* [Exercise prompt]:
Every entry here needs to be repeated exactly.

* [Extracted data]:
= = = = = = =

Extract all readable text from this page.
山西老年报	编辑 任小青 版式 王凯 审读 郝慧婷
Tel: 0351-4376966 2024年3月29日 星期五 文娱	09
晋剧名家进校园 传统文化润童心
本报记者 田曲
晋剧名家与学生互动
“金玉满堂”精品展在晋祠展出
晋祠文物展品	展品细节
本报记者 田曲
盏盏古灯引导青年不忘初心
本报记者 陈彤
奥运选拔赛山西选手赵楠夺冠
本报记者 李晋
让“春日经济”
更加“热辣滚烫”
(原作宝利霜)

= = = = = = =

* [Response to this exercise]:
Extract all readable text from this page.
山西老年报	编辑 任小青 版式 王凯 审读 郝慧婷
Tel: 0351-4376966 2024年3月29日 星期五 文娱	09
晋剧名家进校园 传统文化润童心
本报记者 田曲
晋剧名家与学生互动
“金玉满堂”精品展在晋祠展出
晋祠文物展品	展品细节
本报记者 田曲
盏盏古灯引导青年不忘初心
本报记者 陈彤
奥运选拔赛山西选手赵楠夺冠
本报记者 李晋
让“春日经济”
更加“热辣滚烫”
(原作宝利霜)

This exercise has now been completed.